◆ Problem requirements:
From the listing below, pull out all lines with "JSON" in them.

START Data shown

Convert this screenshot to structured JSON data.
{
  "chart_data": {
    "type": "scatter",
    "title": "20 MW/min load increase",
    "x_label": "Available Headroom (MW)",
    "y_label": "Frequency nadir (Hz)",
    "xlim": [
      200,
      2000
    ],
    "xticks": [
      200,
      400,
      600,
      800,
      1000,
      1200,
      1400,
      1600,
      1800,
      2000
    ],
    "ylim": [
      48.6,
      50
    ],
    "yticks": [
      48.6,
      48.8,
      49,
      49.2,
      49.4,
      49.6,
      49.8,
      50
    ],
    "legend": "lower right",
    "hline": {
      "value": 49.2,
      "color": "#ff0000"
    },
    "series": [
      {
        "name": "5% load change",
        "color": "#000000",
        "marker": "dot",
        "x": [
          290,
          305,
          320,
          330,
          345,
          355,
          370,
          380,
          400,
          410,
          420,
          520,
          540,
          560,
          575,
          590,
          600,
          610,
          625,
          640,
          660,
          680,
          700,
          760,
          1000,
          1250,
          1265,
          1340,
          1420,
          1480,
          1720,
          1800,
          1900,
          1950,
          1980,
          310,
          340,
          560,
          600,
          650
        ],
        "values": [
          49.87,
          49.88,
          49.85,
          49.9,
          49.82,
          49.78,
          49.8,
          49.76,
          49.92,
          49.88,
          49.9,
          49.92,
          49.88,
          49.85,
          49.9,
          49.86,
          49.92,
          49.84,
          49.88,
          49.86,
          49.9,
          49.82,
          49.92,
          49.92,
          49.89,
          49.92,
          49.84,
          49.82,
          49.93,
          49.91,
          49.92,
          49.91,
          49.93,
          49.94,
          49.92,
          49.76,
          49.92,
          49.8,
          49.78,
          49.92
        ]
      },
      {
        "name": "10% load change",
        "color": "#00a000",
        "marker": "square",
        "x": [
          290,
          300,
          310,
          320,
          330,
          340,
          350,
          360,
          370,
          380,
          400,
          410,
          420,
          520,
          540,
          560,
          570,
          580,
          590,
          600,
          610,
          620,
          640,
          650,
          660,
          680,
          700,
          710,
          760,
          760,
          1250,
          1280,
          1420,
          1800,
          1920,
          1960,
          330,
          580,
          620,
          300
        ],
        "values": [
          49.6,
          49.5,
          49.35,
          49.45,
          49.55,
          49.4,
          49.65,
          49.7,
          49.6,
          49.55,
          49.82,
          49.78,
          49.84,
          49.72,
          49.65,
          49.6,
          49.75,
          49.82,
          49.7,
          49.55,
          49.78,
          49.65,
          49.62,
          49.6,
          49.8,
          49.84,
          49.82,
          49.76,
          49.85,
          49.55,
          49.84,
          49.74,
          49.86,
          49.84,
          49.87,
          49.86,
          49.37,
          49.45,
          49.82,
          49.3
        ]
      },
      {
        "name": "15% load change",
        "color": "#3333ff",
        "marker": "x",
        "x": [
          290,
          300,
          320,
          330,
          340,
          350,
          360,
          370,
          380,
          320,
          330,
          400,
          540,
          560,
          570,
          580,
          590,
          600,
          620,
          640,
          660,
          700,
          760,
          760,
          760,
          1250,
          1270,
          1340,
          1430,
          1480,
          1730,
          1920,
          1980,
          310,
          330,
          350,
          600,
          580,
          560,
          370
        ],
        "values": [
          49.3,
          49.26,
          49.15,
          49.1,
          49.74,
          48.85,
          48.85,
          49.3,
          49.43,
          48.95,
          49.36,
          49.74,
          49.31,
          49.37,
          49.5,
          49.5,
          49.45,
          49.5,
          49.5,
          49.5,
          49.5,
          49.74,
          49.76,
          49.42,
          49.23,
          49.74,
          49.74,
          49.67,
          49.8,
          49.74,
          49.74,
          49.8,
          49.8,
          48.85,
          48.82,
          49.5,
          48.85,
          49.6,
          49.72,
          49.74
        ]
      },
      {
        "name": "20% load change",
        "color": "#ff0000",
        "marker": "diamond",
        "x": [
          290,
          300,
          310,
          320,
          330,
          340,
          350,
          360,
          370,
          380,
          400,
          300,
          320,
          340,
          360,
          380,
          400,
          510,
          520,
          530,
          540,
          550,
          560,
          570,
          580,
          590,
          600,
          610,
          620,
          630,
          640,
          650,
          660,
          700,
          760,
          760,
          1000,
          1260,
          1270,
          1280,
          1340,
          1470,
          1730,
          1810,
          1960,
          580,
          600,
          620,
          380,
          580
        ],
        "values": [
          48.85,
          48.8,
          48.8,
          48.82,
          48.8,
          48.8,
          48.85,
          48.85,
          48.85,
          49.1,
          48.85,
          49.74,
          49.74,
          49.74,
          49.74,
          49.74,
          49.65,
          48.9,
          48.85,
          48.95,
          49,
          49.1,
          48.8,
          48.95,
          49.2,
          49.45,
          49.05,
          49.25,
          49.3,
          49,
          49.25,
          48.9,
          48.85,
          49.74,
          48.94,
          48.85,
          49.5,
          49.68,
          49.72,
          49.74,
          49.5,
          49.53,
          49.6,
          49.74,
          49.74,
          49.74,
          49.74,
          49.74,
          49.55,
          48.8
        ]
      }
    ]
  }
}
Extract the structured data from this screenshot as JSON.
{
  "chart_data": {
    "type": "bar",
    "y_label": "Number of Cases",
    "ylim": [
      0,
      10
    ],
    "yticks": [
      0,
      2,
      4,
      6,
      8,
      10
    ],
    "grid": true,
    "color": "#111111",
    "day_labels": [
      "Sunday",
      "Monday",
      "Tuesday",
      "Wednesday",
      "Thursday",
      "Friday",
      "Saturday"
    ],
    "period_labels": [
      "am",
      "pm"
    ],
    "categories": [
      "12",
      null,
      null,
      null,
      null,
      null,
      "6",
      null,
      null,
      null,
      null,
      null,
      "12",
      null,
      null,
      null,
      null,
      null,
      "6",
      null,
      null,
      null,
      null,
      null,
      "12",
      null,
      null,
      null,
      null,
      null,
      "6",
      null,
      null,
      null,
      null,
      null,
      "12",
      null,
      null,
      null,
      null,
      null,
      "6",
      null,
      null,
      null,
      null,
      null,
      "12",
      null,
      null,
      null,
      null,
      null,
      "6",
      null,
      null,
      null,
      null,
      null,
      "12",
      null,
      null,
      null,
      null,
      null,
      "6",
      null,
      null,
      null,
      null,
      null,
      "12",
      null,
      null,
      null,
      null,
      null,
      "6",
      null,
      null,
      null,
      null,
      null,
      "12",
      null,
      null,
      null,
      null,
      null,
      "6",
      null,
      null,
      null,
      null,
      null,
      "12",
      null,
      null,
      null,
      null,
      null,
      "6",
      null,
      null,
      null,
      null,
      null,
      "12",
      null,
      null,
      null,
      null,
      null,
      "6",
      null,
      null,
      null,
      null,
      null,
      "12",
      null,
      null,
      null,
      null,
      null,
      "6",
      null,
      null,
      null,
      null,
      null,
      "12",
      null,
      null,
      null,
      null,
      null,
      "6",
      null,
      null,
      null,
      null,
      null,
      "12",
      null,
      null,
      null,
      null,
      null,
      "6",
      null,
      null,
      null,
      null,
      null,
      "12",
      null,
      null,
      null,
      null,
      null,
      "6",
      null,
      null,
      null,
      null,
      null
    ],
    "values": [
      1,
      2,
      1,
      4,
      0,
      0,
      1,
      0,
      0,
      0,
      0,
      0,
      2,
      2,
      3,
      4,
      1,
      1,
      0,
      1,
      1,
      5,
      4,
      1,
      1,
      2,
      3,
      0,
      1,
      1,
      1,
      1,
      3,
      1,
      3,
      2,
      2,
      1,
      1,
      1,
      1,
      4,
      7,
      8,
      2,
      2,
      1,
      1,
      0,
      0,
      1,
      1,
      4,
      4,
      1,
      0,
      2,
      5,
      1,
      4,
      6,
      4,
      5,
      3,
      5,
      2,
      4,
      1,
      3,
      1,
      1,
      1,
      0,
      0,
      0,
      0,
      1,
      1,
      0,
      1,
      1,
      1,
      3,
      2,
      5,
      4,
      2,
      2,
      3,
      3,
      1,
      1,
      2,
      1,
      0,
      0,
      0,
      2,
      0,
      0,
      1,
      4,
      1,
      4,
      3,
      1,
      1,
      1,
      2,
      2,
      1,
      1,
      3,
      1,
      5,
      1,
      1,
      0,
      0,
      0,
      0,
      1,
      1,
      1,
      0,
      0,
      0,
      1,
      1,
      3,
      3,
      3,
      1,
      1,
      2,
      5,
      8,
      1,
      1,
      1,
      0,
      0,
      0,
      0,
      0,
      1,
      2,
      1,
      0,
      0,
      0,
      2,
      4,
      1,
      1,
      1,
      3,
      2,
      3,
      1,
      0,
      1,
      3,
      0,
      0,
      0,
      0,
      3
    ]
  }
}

END Data shown

◆ Solution for this task:
Convert this screenshot to structured JSON data.
Extract the structured data from this screenshot as JSON.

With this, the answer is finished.